| DATA ENTRIES |
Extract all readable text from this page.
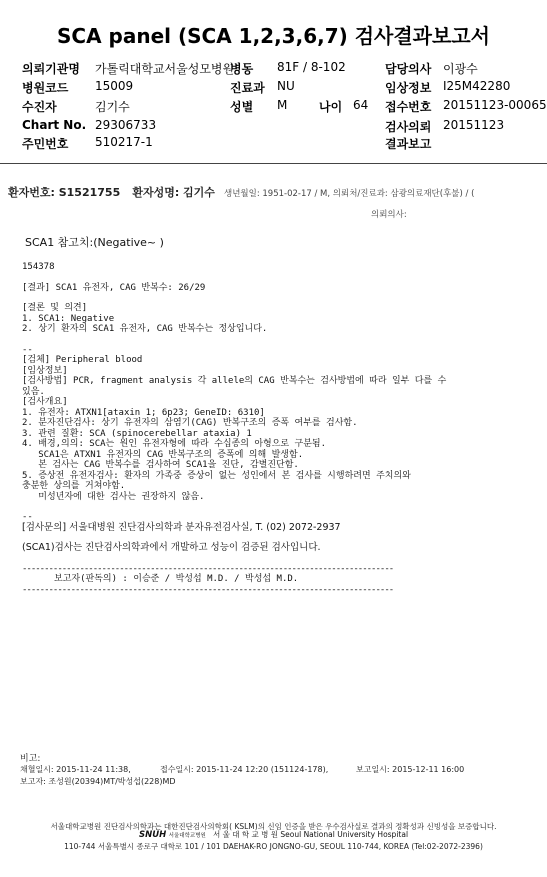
SCA panel (SCA 1,2,3,6,7) 검사결과보고서
의뢰기관명 가톨릭대학교서울성모병원
병동 81F / 8-102	담당의사 이광수
병원코드 15009	진료과 NU	임상정보 I25M42280
수진자	김기수	성별 M	나이 64 접수번호 20151123-00065
Chart No. 29306733	검사의뢰 20151123
주민번호 510217-1	결과보고
환자번호: S1521755 환자성명: 김기수 생년월일: 1951-02-17 / M, 의뢰처/진료과: 삼광의료재단(후불) / (
의뢰의사:
SCA1 참고치:(Negative~ )
154378
[결과] SCA1 유전자, CAG 반복수: 26/29
[결론 및 의견]
1. SCA1: Negative
2. 상기 환자의 SCA1 유전자, CAG 반복수는 정상입니다.
--
[검체] Peripheral blood
[임상정보]
[검사방법] PCR, fragment analysis 각 allele의 CAG 반복수는 검사방법에 따라 일부 다를 수
있음.
[검사개요]
1. 유전자: ATXN1[ataxin 1; 6p23; GeneID: 6310]
2. 분자진단검사: 상기 유전자의 삼염기(CAG) 반복구조의 증폭 여부를 검사함.
3. 관련 질환: SCA (spinocerebellar ataxia) 1
4. 배경,의의: SCA는 원인 유전자형에 따라 수십종의 아형으로 구분됨.
SCA1은 ATXN1 유전자의 CAG 반복구조의 증폭에 의해 발생함.
본 검사는 CAG 반복수를 검사하여 SCA1을 진단, 감별진단함.
5. 증상전 유전자검사: 환자의 가족중 증상이 없는 성인에서 본 검사를 시행하려면 주치의와
충분한 상의를 거쳐야함.
미성년자에 대한 검사는 권장하지 않음.
--
[검사문의] 서울대병원 진단검사의학과 분자유전검사실, T. (02) 2072-2937
(SCA1)검사는 진단검사의학과에서 개발하고 성능이 검증된 검사입니다.
------------------------------------------------------------------------------------
보고자(판독의) : 이승준 / 박성섭 M.D. / 박성섭 M.D.
------------------------------------------------------------------------------------
비고:
채혈일시: 2015-11-24 11:38,	접수일시: 2015-11-24 12:20 (151124-178),	보고일시: 2015-12-11 16:00
보고자: 조성원(20394)MT/박성섭(228)MD
서울대학교병원 진단검사의학과는 대한진단검사의학회( KSLM)의 신임 인증을 받은 우수검사실로 결과의 정확성과 신빙성을 보증합니다.
SNUH 서울대학교병원 서 울 대 학 교 병 원 Seoul National University Hospital
110-744 서울특별시 종로구 대학로 101 / 101 DAEHAK-RO JONGNO-GU, SEOUL 110-744, KOREA (Tel:02-2072-2396)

| TASK BRIEF |
Copy all lines from the listing that contain "반복구조의".

| WRITTEN REPLY |
2. 분자진단검사: 상기 유전자의 삼염기(CAG) 반복구조의 증폭 여부를 검사함.
SCA1은 ATXN1 유전자의 CAG 반복구조의 증폭에 의해 발생함.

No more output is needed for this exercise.